WORK TO DO:
Give an exact copy of every line, leaving images out.

EXERCISE INPUT:
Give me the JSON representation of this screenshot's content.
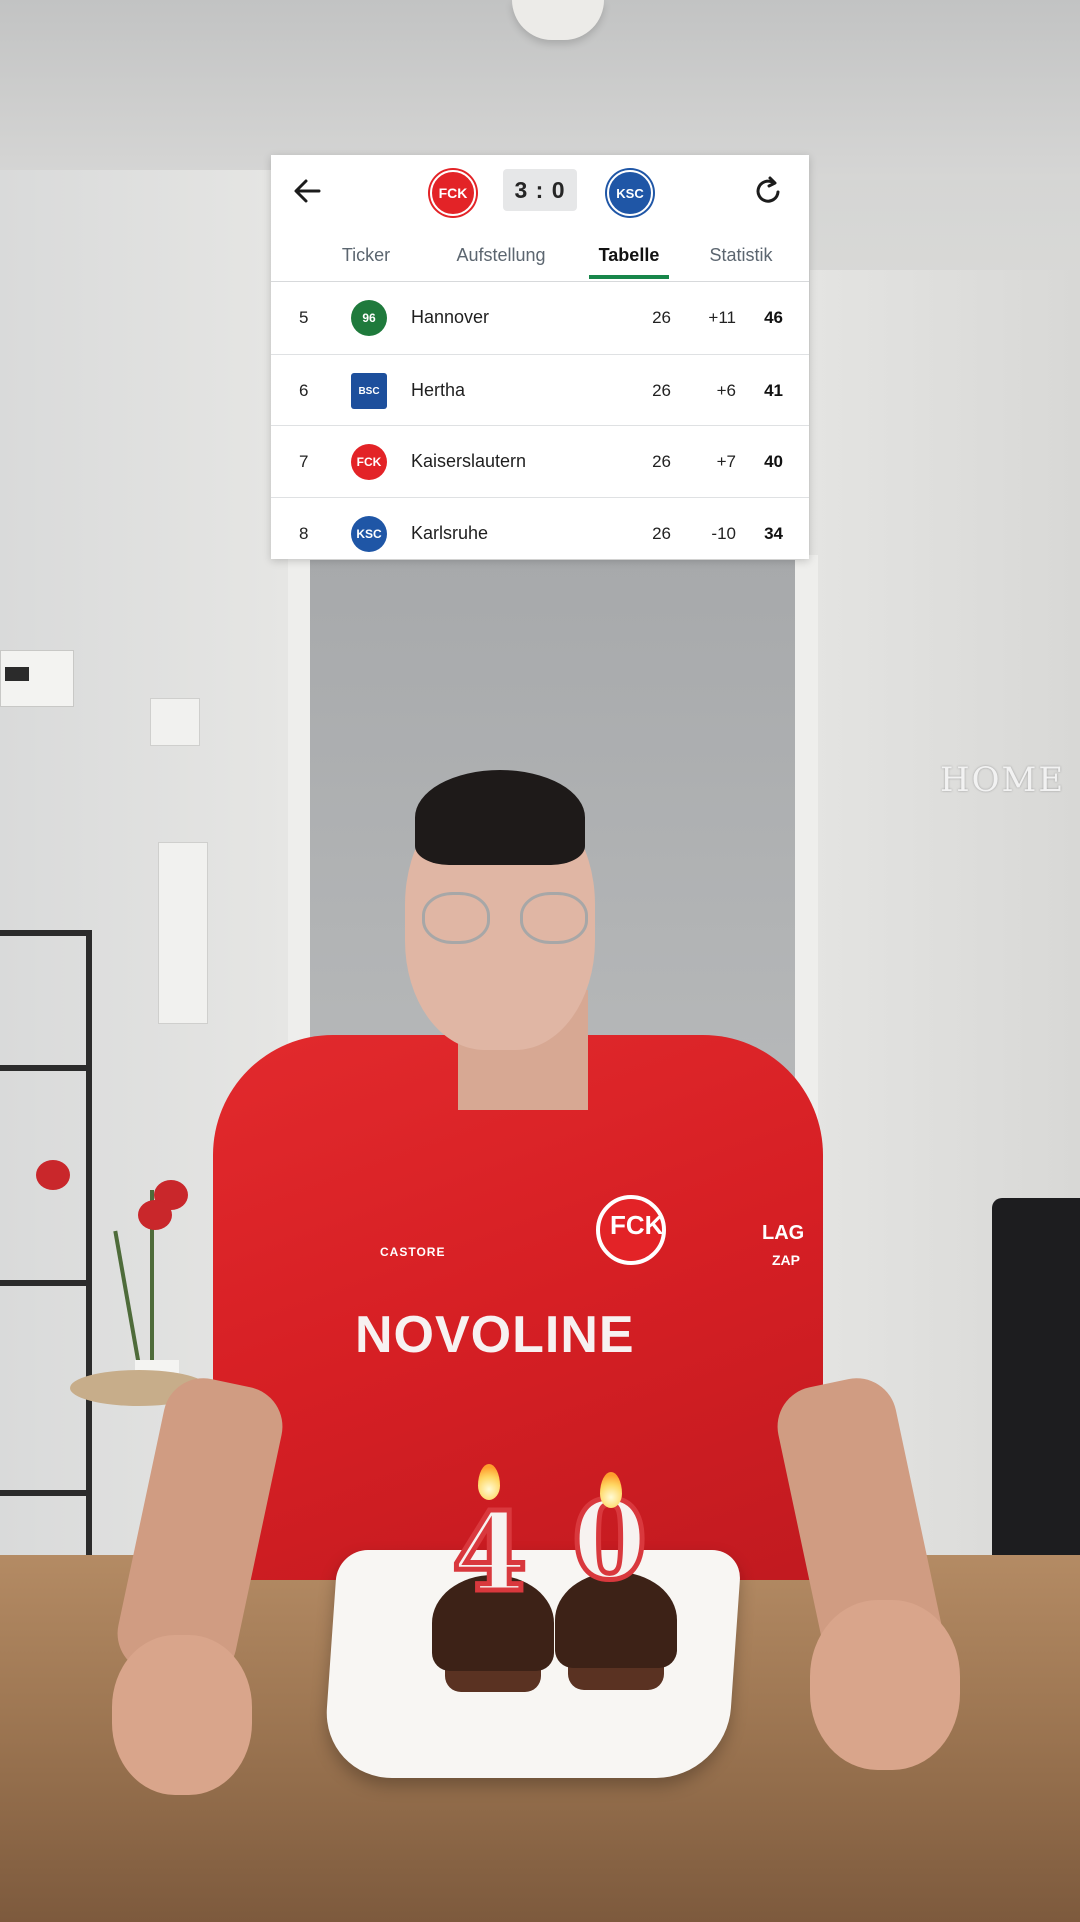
{
  "header": {
    "score": "3 : 0",
    "home_team_logo": "fck-logo",
    "away_team_logo": "ksc-logo",
    "home_logo_text": "FCK",
    "away_logo_text": "KSC"
  },
  "tabs": [
    {
      "label": "Ticker",
      "active": false
    },
    {
      "label": "Aufstellung",
      "active": false
    },
    {
      "label": "Tabelle",
      "active": true
    },
    {
      "label": "Statistik",
      "active": false
    }
  ],
  "table": {
    "rows": [
      {
        "rank": "5",
        "club": "Hannover",
        "logo_text": "96",
        "logo_color": "#1f7a3c",
        "played": "26",
        "diff": "+11",
        "points": "46"
      },
      {
        "rank": "6",
        "club": "Hertha",
        "logo_text": "BSC",
        "logo_color": "#1d4f9c",
        "played": "26",
        "diff": "+6",
        "points": "41"
      },
      {
        "rank": "7",
        "club": "Kaiserslautern",
        "logo_text": "FCK",
        "logo_color": "#e32327",
        "played": "26",
        "diff": "+7",
        "points": "40"
      },
      {
        "rank": "8",
        "club": "Karlsruhe",
        "logo_text": "KSC",
        "logo_color": "#1f56a6",
        "played": "26",
        "diff": "-10",
        "points": "34"
      }
    ]
  },
  "scene": {
    "shirt_sponsor": "NOVOLINE",
    "shirt_brand": "CASTORE",
    "shirt_sleeve_text_1": "LAG",
    "shirt_sleeve_text_2": "ZAP",
    "candle_digit_1": "4",
    "candle_digit_2": "0",
    "wall_sign": "HOME"
  },
  "colors": {
    "accent": "#17864a",
    "home_red": "#e32327",
    "away_blue": "#1f56a6"
  }
}
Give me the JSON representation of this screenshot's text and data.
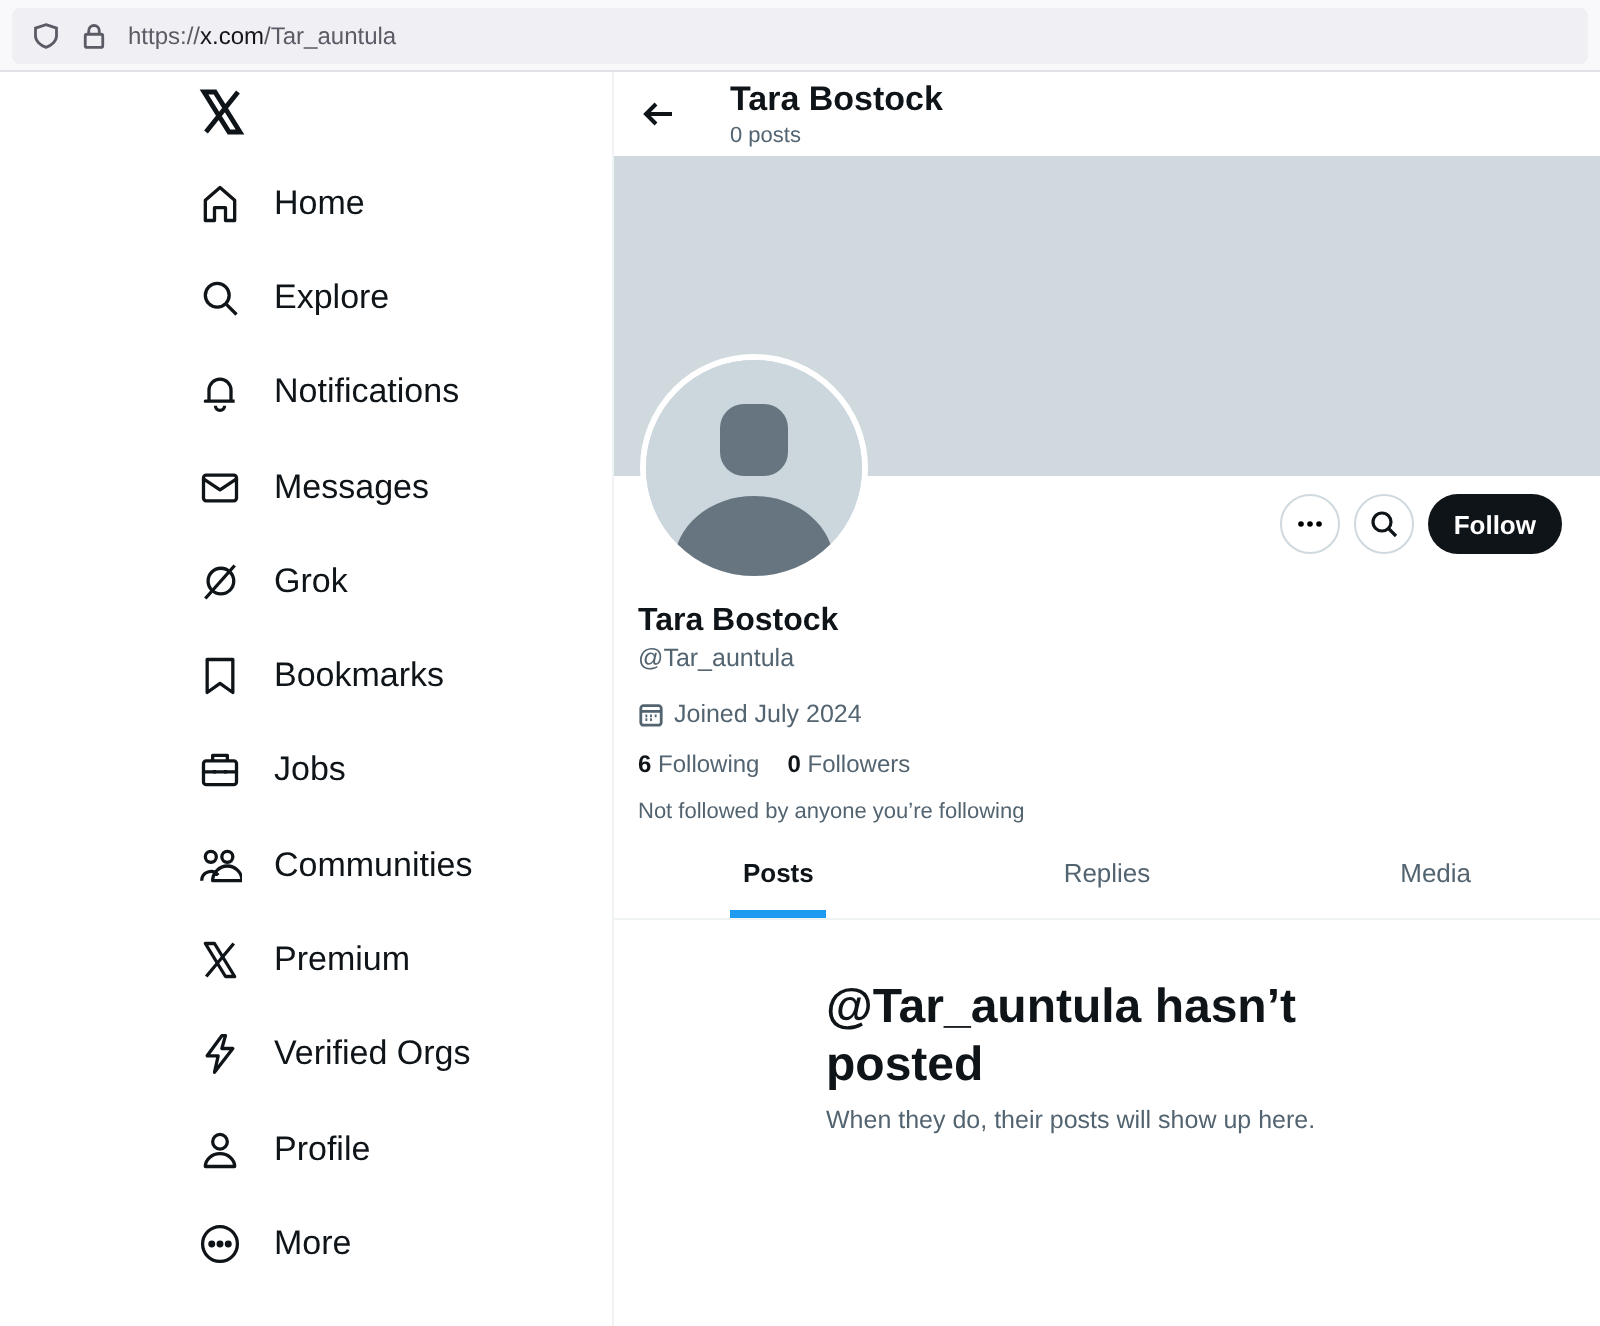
{
  "browser": {
    "url_host": "https://x.com",
    "url_path": "/Tar_auntula"
  },
  "sidebar": {
    "items": [
      {
        "label": "Home"
      },
      {
        "label": "Explore"
      },
      {
        "label": "Notifications"
      },
      {
        "label": "Messages"
      },
      {
        "label": "Grok"
      },
      {
        "label": "Bookmarks"
      },
      {
        "label": "Jobs"
      },
      {
        "label": "Communities"
      },
      {
        "label": "Premium"
      },
      {
        "label": "Verified Orgs"
      },
      {
        "label": "Profile"
      },
      {
        "label": "More"
      }
    ]
  },
  "header": {
    "name": "Tara Bostock",
    "post_count": "0 posts"
  },
  "profile": {
    "name": "Tara Bostock",
    "handle": "@Tar_auntula",
    "joined": "Joined July 2024",
    "follow_button": "Follow",
    "stats": [
      {
        "count": "6",
        "label": "Following"
      },
      {
        "count": "0",
        "label": "Followers"
      }
    ],
    "followed_by": "Not followed by anyone you’re following"
  },
  "tabs": [
    {
      "label": "Posts",
      "selected": true
    },
    {
      "label": "Replies",
      "selected": false
    },
    {
      "label": "Media",
      "selected": false
    }
  ],
  "empty_state": {
    "title": "@Tar_auntula hasn’t posted",
    "subtitle": "When they do, their posts will show up here."
  }
}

TASK RESPONSE:
Give me the JSON representation of this screenshot's content.
{
  "header": {
    "score": "3 : 0",
    "home_team_logo": "fck-logo",
    "away_team_logo": "ksc-logo",
    "home_logo_text": "FCK",
    "away_logo_text": "KSC"
  },
  "tabs": [
    {
      "label": "Ticker",
      "active": false
    },
    {
      "label": "Aufstellung",
      "active": false
    },
    {
      "label": "Tabelle",
      "active": true
    },
    {
      "label": "Statistik",
      "active": false
    }
  ],
  "table": {
    "rows": [
      {
        "rank": "5",
        "club": "Hannover",
        "logo_text": "96",
        "logo_color": "#1f7a3c",
        "played": "26",
        "diff": "+11",
        "points": "46"
      },
      {
        "rank": "6",
        "club": "Hertha",
        "logo_text": "BSC",
        "logo_color": "#1d4f9c",
        "played": "26",
        "diff": "+6",
        "points": "41"
      },
      {
        "rank": "7",
        "club": "Kaiserslautern",
        "logo_text": "FCK",
        "logo_color": "#e32327",
        "played": "26",
        "diff": "+7",
        "points": "40"
      },
      {
        "rank": "8",
        "club": "Karlsruhe",
        "logo_text": "KSC",
        "logo_color": "#1f56a6",
        "played": "26",
        "diff": "-10",
        "points": "34"
      }
    ]
  },
  "scene": {
    "shirt_sponsor": "NOVOLINE",
    "shirt_brand": "CASTORE",
    "shirt_sleeve_text_1": "LAG",
    "shirt_sleeve_text_2": "ZAP",
    "candle_digit_1": "4",
    "candle_digit_2": "0",
    "wall_sign": "HOME"
  },
  "colors": {
    "accent": "#17864a",
    "home_red": "#e32327",
    "away_blue": "#1f56a6"
  }
}
Give me the JSON representation of this screenshot's text and data.
{
  "browser": {
    "url_host": "https://x.com",
    "url_path": "/Tar_auntula"
  },
  "sidebar": {
    "items": [
      {
        "label": "Home"
      },
      {
        "label": "Explore"
      },
      {
        "label": "Notifications"
      },
      {
        "label": "Messages"
      },
      {
        "label": "Grok"
      },
      {
        "label": "Bookmarks"
      },
      {
        "label": "Jobs"
      },
      {
        "label": "Communities"
      },
      {
        "label": "Premium"
      },
      {
        "label": "Verified Orgs"
      },
      {
        "label": "Profile"
      },
      {
        "label": "More"
      }
    ]
  },
  "header": {
    "name": "Tara Bostock",
    "post_count": "0 posts"
  },
  "profile": {
    "name": "Tara Bostock",
    "handle": "@Tar_auntula",
    "joined": "Joined July 2024",
    "follow_button": "Follow",
    "stats": [
      {
        "count": "6",
        "label": "Following"
      },
      {
        "count": "0",
        "label": "Followers"
      }
    ],
    "followed_by": "Not followed by anyone you’re following"
  },
  "tabs": [
    {
      "label": "Posts",
      "selected": true
    },
    {
      "label": "Replies",
      "selected": false
    },
    {
      "label": "Media",
      "selected": false
    }
  ],
  "empty_state": {
    "title": "@Tar_auntula hasn’t posted",
    "subtitle": "When they do, their posts will show up here."
  }
}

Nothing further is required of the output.